Records contained in a dataset:
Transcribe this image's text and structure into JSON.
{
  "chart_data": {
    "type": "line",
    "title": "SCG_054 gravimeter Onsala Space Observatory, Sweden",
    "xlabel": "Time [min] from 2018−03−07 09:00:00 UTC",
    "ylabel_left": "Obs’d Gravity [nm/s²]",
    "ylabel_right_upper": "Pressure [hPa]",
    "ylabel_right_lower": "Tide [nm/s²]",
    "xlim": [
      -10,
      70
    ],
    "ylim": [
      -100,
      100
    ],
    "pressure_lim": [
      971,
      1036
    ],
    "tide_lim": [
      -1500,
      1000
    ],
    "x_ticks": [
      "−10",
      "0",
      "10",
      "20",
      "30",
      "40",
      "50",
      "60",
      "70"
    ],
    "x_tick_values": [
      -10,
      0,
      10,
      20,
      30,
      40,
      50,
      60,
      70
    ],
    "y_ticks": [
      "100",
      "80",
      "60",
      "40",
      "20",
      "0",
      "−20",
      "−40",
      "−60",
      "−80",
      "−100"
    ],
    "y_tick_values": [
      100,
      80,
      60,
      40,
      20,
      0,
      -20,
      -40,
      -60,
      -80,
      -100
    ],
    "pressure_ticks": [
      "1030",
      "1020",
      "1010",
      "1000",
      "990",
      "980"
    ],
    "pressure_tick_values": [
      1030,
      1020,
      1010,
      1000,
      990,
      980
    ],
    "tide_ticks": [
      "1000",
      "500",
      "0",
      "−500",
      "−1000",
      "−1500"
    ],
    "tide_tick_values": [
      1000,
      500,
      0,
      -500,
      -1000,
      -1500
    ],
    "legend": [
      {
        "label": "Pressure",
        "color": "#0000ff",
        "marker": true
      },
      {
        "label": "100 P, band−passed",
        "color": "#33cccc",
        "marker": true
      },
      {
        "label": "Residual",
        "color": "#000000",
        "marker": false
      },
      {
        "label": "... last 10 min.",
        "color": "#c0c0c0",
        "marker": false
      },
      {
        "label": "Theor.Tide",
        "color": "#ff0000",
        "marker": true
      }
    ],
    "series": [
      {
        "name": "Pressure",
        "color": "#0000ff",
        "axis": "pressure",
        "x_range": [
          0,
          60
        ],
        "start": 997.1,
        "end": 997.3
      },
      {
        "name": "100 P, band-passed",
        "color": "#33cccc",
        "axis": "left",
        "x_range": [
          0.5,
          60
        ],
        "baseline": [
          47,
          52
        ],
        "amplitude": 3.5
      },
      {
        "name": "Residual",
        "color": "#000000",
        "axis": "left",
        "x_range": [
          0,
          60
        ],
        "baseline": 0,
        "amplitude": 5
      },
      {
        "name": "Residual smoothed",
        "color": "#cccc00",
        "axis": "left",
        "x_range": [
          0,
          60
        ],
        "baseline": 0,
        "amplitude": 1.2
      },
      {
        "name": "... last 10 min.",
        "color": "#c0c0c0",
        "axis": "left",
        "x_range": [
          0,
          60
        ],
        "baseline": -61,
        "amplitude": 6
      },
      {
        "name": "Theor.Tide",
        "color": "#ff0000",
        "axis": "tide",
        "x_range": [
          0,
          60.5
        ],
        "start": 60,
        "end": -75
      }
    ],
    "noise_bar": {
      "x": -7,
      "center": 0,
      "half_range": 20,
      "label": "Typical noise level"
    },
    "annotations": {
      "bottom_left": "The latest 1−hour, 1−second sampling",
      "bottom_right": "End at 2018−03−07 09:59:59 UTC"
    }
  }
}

§ Given request
All of the material above needs to be retyped word for word.

§ Exercise result
Transcribe this image's text and structure into JSON.
{
  "chart_data": {
    "type": "line",
    "title": "SCG_054 gravimeter Onsala Space Observatory, Sweden",
    "xlabel": "Time [min] from 2018−03−07 09:00:00 UTC",
    "ylabel_left": "Obs’d Gravity [nm/s²]",
    "ylabel_right_upper": "Pressure [hPa]",
    "ylabel_right_lower": "Tide [nm/s²]",
    "xlim": [
      -10,
      70
    ],
    "ylim": [
      -100,
      100
    ],
    "pressure_lim": [
      971,
      1036
    ],
    "tide_lim": [
      -1500,
      1000
    ],
    "x_ticks": [
      "−10",
      "0",
      "10",
      "20",
      "30",
      "40",
      "50",
      "60",
      "70"
    ],
    "x_tick_values": [
      -10,
      0,
      10,
      20,
      30,
      40,
      50,
      60,
      70
    ],
    "y_ticks": [
      "100",
      "80",
      "60",
      "40",
      "20",
      "0",
      "−20",
      "−40",
      "−60",
      "−80",
      "−100"
    ],
    "y_tick_values": [
      100,
      80,
      60,
      40,
      20,
      0,
      -20,
      -40,
      -60,
      -80,
      -100
    ],
    "pressure_ticks": [
      "1030",
      "1020",
      "1010",
      "1000",
      "990",
      "980"
    ],
    "pressure_tick_values": [
      1030,
      1020,
      1010,
      1000,
      990,
      980
    ],
    "tide_ticks": [
      "1000",
      "500",
      "0",
      "−500",
      "−1000",
      "−1500"
    ],
    "tide_tick_values": [
      1000,
      500,
      0,
      -500,
      -1000,
      -1500
    ],
    "legend": [
      {
        "label": "Pressure",
        "color": "#0000ff",
        "marker": true
      },
      {
        "label": "100 P, band−passed",
        "color": "#33cccc",
        "marker": true
      },
      {
        "label": "Residual",
        "color": "#000000",
        "marker": false
      },
      {
        "label": "... last 10 min.",
        "color": "#c0c0c0",
        "marker": false
      },
      {
        "label": "Theor.Tide",
        "color": "#ff0000",
        "marker": true
      }
    ],
    "series": [
      {
        "name": "Pressure",
        "color": "#0000ff",
        "axis": "pressure",
        "x_range": [
          0,
          60
        ],
        "start": 997.1,
        "end": 997.3
      },
      {
        "name": "100 P, band-passed",
        "color": "#33cccc",
        "axis": "left",
        "x_range": [
          0.5,
          60
        ],
        "baseline": [
          47,
          52
        ],
        "amplitude": 3.5
      },
      {
        "name": "Residual",
        "color": "#000000",
        "axis": "left",
        "x_range": [
          0,
          60
        ],
        "baseline": 0,
        "amplitude": 5
      },
      {
        "name": "Residual smoothed",
        "color": "#cccc00",
        "axis": "left",
        "x_range": [
          0,
          60
        ],
        "baseline": 0,
        "amplitude": 1.2
      },
      {
        "name": "... last 10 min.",
        "color": "#c0c0c0",
        "axis": "left",
        "x_range": [
          0,
          60
        ],
        "baseline": -61,
        "amplitude": 6
      },
      {
        "name": "Theor.Tide",
        "color": "#ff0000",
        "axis": "tide",
        "x_range": [
          0,
          60.5
        ],
        "start": 60,
        "end": -75
      }
    ],
    "noise_bar": {
      "x": -7,
      "center": 0,
      "half_range": 20,
      "label": "Typical noise level"
    },
    "annotations": {
      "bottom_left": "The latest 1−hour, 1−second sampling",
      "bottom_right": "End at 2018−03−07 09:59:59 UTC"
    }
  }
}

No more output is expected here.